To be done: Each record must be reproduced exactly as it is shown.

Task input:
** Begin **

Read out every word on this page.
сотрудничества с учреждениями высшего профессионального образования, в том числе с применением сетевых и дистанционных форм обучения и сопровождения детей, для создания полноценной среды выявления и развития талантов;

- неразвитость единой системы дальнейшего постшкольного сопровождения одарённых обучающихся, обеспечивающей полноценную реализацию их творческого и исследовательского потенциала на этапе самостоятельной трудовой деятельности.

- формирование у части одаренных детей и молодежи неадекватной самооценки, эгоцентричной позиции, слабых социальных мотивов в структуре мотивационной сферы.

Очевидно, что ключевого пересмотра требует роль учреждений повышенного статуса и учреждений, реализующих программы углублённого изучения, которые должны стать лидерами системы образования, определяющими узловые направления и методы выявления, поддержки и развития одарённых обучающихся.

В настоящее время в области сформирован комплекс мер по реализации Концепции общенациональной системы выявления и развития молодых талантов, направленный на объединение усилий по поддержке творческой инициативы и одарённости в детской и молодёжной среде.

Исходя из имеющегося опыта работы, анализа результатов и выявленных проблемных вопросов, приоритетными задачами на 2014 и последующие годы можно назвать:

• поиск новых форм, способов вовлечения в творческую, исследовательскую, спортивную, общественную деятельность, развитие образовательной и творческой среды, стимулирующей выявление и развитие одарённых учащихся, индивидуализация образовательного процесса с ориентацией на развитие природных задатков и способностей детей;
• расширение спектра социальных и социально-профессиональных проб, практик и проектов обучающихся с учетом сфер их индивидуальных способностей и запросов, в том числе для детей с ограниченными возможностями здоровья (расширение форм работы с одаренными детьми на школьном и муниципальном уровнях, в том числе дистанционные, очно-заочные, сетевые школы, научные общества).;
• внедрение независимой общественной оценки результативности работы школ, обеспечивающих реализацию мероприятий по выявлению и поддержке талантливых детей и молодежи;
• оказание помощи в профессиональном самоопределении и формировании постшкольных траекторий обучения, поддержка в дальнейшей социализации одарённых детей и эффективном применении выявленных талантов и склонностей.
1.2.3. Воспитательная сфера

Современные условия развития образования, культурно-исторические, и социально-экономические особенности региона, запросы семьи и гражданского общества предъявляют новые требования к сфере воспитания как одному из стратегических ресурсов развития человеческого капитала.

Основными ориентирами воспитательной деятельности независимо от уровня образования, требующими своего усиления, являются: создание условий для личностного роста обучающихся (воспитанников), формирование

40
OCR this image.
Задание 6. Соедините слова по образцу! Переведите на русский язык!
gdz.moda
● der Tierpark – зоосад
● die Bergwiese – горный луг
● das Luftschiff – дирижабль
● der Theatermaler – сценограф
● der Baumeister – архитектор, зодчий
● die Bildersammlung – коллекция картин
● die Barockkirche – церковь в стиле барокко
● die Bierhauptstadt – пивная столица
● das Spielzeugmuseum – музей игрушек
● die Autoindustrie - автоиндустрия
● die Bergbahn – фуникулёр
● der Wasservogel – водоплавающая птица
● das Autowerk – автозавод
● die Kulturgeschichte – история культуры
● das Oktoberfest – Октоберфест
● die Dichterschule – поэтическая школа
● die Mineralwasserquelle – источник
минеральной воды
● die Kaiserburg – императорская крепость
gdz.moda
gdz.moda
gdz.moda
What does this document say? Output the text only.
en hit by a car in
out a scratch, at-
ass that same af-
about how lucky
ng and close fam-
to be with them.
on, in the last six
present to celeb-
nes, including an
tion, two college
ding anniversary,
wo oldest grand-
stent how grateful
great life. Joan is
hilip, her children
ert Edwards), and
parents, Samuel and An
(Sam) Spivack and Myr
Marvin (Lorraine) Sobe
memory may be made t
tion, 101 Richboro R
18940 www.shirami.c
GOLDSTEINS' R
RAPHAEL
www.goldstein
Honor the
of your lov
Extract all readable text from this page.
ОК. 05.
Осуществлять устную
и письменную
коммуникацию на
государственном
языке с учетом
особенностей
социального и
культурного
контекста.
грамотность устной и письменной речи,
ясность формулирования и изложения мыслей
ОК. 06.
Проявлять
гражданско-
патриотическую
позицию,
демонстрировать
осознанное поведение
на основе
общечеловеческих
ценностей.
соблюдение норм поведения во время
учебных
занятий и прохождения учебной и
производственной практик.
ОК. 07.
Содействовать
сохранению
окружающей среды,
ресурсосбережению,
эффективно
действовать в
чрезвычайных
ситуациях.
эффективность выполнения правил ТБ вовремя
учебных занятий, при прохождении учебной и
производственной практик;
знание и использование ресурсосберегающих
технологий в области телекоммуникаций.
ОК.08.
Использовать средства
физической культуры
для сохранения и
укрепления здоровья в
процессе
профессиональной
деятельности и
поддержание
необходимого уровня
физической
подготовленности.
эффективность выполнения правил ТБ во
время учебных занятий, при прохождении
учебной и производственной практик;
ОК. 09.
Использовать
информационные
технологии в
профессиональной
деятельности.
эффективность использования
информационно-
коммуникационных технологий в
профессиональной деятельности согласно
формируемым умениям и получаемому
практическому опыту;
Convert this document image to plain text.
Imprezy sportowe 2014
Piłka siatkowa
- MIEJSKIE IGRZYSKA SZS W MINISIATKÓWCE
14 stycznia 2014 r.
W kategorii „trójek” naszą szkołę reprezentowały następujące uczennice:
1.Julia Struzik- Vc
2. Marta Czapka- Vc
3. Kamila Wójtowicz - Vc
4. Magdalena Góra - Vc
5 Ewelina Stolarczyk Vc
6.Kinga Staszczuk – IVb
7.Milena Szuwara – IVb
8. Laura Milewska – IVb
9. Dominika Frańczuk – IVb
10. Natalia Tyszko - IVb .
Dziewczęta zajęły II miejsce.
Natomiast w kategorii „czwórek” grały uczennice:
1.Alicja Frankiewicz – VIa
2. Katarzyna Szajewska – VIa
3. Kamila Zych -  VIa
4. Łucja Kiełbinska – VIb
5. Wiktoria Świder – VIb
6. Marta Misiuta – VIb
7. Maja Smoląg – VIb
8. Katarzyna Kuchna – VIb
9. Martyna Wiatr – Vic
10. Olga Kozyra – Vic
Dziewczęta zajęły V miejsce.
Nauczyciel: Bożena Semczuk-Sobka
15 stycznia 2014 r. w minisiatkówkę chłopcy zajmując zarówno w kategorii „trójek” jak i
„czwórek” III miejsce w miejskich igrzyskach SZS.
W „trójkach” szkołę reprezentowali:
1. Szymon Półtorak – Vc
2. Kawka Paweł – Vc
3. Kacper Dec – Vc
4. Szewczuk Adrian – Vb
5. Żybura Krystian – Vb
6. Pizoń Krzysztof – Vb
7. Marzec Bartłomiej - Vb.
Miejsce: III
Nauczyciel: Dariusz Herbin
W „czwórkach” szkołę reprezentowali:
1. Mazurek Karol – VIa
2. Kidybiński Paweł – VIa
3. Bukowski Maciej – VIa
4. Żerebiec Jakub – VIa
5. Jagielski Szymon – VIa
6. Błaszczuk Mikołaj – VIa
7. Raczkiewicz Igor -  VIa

** End **

Right answer:
Read out every word on this page.
сотрудничества с учреждениями высшего профессионального образования, в том числе с применением сетевых и дистанционных форм обучения и сопровождения детей, для создания полноценной среды выявления и развития талантов;

- неразвитость единой системы дальнейшего постшкольного сопровождения одарённых обучающихся, обеспечивающей полноценную реализацию их творческого и исследовательского потенциала на этапе самостоятельной трудовой деятельности.

- формирование у части одаренных детей и молодежи неадекватной самооценки, эгоцентричной позиции, слабых социальных мотивов в структуре мотивационной сферы.

Очевидно, что ключевого пересмотра требует роль учреждений повышенного статуса и учреждений, реализующих программы углублённого изучения, которые должны стать лидерами системы образования, определяющими узловые направления и методы выявления, поддержки и развития одарённых обучающихся.

В настоящее время в области сформирован комплекс мер по реализации Концепции общенациональной системы выявления и развития молодых талантов, направленный на объединение усилий по поддержке творческой инициативы и одарённости в детской и молодёжной среде.

Исходя из имеющегося опыта работы, анализа результатов и выявленных проблемных вопросов, приоритетными задачами на 2014 и последующие годы можно назвать:

• поиск новых форм, способов вовлечения в творческую, исследовательскую, спортивную, общественную деятельность, развитие образовательной и творческой среды, стимулирующей выявление и развитие одарённых учащихся, индивидуализация образовательного процесса с ориентацией на развитие природных задатков и способностей детей;
• расширение спектра социальных и социально-профессиональных проб, практик и проектов обучающихся с учетом сфер их индивидуальных способностей и запросов, в том числе для детей с ограниченными возможностями здоровья (расширение форм работы с одаренными детьми на школьном и муниципальном уровнях, в том числе дистанционные, очно-заочные, сетевые школы, научные общества).;
• внедрение независимой общественной оценки результативности работы школ, обеспечивающих реализацию мероприятий по выявлению и поддержке талантливых детей и молодежи;
• оказание помощи в профессиональном самоопределении и формировании постшкольных траекторий обучения, поддержка в дальнейшей социализации одарённых детей и эффективном применении выявленных талантов и склонностей.
1.2.3. Воспитательная сфера

Современные условия развития образования, культурно-исторические, и социально-экономические особенности региона, запросы семьи и гражданского общества предъявляют новые требования к сфере воспитания как одному из стратегических ресурсов развития человеческого капитала.

Основными ориентирами воспитательной деятельности независимо от уровня образования, требующими своего усиления, являются: создание условий для личностного роста обучающихся (воспитанников), формирование

40
OCR this image.
Задание 6. Соедините слова по образцу! Переведите на русский язык!
gdz.moda
● der Tierpark – зоосад
● die Bergwiese – горный луг
● das Luftschiff – дирижабль
● der Theatermaler – сценограф
● der Baumeister – архитектор, зодчий
● die Bildersammlung – коллекция картин
● die Barockkirche – церковь в стиле барокко
● die Bierhauptstadt – пивная столица
● das Spielzeugmuseum – музей игрушек
● die Autoindustrie - автоиндустрия
● die Bergbahn – фуникулёр
● der Wasservogel – водоплавающая птица
● das Autowerk – автозавод
● die Kulturgeschichte – история культуры
● das Oktoberfest – Октоберфест
● die Dichterschule – поэтическая школа
● die Mineralwasserquelle – источник
минеральной воды
● die Kaiserburg – императорская крепость
gdz.moda
gdz.moda
gdz.moda
What does this document say? Output the text only.
en hit by a car in
out a scratch, at-
ass that same af-
about how lucky
ng and close fam-
to be with them.
on, in the last six
present to celeb-
nes, including an
tion, two college
ding anniversary,
wo oldest grand-
stent how grateful
great life. Joan is
hilip, her children
ert Edwards), and
parents, Samuel and An
(Sam) Spivack and Myr
Marvin (Lorraine) Sobe
memory may be made t
tion, 101 Richboro R
18940 www.shirami.c
GOLDSTEINS' R
RAPHAEL
www.goldstein
Honor the
of your lov
Extract all readable text from this page.
ОК. 05.
Осуществлять устную
и письменную
коммуникацию на
государственном
языке с учетом
особенностей
социального и
культурного
контекста.
грамотность устной и письменной речи,
ясность формулирования и изложения мыслей
ОК. 06.
Проявлять
гражданско-
патриотическую
позицию,
демонстрировать
осознанное поведение
на основе
общечеловеческих
ценностей.
соблюдение норм поведения во время
учебных
занятий и прохождения учебной и
производственной практик.
ОК. 07.
Содействовать
сохранению
окружающей среды,
ресурсосбережению,
эффективно
действовать в
чрезвычайных
ситуациях.
эффективность выполнения правил ТБ вовремя
учебных занятий, при прохождении учебной и
производственной практик;
знание и использование ресурсосберегающих
технологий в области телекоммуникаций.
ОК.08.
Использовать средства
физической культуры
для сохранения и
укрепления здоровья в
процессе
профессиональной
деятельности и
поддержание
необходимого уровня
физической
подготовленности.
эффективность выполнения правил ТБ во
время учебных занятий, при прохождении
учебной и производственной практик;
ОК. 09.
Использовать
информационные
технологии в
профессиональной
деятельности.
эффективность использования
информационно-
коммуникационных технологий в
профессиональной деятельности согласно
формируемым умениям и получаемому
практическому опыту;
Convert this document image to plain text.
Imprezy sportowe 2014
Piłka siatkowa
- MIEJSKIE IGRZYSKA SZS W MINISIATKÓWCE
14 stycznia 2014 r.
W kategorii „trójek” naszą szkołę reprezentowały następujące uczennice:
1.Julia Struzik- Vc
2. Marta Czapka- Vc
3. Kamila Wójtowicz - Vc
4. Magdalena Góra - Vc
5 Ewelina Stolarczyk Vc
6.Kinga Staszczuk – IVb
7.Milena Szuwara – IVb
8. Laura Milewska – IVb
9. Dominika Frańczuk – IVb
10. Natalia Tyszko - IVb .
Dziewczęta zajęły II miejsce.
Natomiast w kategorii „czwórek” grały uczennice:
1.Alicja Frankiewicz – VIa
2. Katarzyna Szajewska – VIa
3. Kamila Zych -  VIa
4. Łucja Kiełbinska – VIb
5. Wiktoria Świder – VIb
6. Marta Misiuta – VIb
7. Maja Smoląg – VIb
8. Katarzyna Kuchna – VIb
9. Martyna Wiatr – Vic
10. Olga Kozyra – Vic
Dziewczęta zajęły V miejsce.
Nauczyciel: Bożena Semczuk-Sobka
15 stycznia 2014 r. w minisiatkówkę chłopcy zajmując zarówno w kategorii „trójek” jak i
„czwórek” III miejsce w miejskich igrzyskach SZS.
W „trójkach” szkołę reprezentowali:
1. Szymon Półtorak – Vc
2. Kawka Paweł – Vc
3. Kacper Dec – Vc
4. Szewczuk Adrian – Vb
5. Żybura Krystian – Vb
6. Pizoń Krzysztof – Vb
7. Marzec Bartłomiej - Vb.
Miejsce: III
Nauczyciel: Dariusz Herbin
W „czwórkach” szkołę reprezentowali:
1. Mazurek Karol – VIa
2. Kidybiński Paweł – VIa
3. Bukowski Maciej – VIa
4. Żerebiec Jakub – VIa
5. Jagielski Szymon – VIa
6. Błaszczuk Mikołaj – VIa
7. Raczkiewicz Igor -  VIa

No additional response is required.